EXERCISE DIRECTIONS: Only lines with the string "text" matter here; gather them from the material below.

═══

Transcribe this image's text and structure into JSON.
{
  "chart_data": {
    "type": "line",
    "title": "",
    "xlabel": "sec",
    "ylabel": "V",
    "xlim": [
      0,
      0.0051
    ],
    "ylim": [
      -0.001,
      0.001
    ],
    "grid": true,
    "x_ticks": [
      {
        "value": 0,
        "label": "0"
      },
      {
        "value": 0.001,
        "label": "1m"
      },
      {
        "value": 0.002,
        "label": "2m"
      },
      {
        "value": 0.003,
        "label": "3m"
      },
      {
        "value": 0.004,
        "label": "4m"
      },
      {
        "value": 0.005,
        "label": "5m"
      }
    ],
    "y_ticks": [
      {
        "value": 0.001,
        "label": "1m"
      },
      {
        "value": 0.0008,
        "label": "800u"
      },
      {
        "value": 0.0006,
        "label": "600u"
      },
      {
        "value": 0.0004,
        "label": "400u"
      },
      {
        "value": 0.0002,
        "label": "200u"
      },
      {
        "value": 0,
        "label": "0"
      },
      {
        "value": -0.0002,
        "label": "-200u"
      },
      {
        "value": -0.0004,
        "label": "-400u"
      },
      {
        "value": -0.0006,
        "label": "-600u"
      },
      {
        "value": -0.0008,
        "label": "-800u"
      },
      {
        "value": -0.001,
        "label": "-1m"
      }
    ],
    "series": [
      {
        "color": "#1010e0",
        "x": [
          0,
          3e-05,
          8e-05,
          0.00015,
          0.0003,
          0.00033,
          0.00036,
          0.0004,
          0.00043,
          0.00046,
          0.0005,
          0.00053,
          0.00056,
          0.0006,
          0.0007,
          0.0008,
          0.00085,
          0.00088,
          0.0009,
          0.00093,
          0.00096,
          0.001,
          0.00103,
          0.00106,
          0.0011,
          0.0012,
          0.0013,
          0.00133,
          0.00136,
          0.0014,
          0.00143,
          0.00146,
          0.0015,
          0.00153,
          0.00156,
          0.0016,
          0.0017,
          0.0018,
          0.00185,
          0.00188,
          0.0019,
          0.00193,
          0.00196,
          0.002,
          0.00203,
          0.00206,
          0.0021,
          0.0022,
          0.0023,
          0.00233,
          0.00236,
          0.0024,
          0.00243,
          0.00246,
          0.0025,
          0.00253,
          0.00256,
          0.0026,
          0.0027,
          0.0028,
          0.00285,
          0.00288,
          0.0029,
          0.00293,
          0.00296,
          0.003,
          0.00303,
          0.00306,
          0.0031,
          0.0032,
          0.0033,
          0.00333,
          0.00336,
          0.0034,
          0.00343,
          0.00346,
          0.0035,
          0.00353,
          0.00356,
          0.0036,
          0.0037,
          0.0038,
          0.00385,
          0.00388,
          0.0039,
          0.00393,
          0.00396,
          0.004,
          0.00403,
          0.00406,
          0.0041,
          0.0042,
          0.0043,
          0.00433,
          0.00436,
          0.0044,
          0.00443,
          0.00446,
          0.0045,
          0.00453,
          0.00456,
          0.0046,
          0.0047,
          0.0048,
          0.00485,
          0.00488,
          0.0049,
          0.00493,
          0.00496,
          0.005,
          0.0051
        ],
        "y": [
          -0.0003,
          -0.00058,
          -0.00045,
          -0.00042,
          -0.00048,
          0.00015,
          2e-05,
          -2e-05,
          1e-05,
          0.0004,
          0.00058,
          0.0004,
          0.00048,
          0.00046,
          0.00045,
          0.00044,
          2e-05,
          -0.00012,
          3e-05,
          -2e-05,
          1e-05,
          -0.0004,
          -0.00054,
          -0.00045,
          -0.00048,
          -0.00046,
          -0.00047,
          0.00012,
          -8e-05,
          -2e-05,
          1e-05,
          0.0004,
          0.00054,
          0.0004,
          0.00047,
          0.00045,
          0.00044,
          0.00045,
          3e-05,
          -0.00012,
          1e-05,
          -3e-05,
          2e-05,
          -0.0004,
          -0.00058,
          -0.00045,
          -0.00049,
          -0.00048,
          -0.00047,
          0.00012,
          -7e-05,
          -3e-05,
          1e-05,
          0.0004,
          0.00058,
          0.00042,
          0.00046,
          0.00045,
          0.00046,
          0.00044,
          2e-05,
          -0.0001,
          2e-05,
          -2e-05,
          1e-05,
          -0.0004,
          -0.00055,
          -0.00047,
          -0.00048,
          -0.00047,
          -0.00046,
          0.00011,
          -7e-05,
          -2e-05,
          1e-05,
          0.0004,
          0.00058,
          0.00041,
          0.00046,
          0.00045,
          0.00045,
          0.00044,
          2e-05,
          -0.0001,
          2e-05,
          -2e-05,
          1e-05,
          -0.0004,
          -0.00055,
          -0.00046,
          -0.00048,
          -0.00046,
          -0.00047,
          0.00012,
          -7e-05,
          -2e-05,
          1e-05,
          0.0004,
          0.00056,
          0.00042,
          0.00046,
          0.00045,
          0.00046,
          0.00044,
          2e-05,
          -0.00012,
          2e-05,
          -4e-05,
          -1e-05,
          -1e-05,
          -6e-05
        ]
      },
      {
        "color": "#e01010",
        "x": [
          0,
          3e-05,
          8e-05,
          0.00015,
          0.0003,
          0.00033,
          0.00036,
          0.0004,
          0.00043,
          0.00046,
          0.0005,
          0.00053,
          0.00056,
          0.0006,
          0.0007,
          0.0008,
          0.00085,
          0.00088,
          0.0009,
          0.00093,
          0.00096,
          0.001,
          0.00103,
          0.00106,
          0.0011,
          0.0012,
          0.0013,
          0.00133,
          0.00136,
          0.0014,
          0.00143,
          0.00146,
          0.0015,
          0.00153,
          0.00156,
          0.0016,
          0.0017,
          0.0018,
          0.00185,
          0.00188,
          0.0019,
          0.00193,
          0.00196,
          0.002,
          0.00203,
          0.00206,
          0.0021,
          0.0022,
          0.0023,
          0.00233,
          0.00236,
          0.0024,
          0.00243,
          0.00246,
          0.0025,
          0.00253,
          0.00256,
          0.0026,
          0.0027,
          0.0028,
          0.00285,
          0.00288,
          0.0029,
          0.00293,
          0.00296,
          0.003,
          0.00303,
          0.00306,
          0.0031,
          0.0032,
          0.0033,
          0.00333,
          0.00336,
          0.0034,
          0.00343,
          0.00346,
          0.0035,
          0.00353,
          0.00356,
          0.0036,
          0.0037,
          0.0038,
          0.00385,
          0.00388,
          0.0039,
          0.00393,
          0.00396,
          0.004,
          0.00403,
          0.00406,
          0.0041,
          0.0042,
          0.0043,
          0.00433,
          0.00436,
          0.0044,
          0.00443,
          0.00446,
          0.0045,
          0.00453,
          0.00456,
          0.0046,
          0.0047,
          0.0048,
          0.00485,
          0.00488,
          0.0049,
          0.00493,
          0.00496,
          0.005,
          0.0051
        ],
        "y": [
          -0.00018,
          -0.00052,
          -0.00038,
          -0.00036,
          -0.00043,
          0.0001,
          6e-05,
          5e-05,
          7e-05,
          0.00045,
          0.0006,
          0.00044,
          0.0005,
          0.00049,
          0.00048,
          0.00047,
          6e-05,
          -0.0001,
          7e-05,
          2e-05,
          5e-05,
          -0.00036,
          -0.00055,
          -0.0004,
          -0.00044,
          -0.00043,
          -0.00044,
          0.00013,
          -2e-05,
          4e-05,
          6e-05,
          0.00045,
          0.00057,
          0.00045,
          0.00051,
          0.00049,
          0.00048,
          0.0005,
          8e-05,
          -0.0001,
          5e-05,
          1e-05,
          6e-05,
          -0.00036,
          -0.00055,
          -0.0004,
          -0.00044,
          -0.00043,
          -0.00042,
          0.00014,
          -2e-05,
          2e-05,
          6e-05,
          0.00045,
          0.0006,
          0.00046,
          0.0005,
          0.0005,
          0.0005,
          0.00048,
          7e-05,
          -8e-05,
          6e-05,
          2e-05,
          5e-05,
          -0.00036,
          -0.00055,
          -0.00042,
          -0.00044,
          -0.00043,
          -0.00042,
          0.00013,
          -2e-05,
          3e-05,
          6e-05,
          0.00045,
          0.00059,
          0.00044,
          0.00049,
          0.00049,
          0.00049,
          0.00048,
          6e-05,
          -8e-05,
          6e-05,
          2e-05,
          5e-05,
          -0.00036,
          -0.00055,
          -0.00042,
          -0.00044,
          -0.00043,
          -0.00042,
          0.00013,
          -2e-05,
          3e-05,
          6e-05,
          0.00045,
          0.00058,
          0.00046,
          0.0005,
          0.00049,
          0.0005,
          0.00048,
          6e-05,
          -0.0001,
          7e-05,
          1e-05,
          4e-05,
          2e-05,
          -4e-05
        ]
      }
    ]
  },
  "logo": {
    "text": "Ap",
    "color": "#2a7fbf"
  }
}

═══

ANSWER BELOW:
Transcribe this image's text and structure into JSON.
    "text": "Ap",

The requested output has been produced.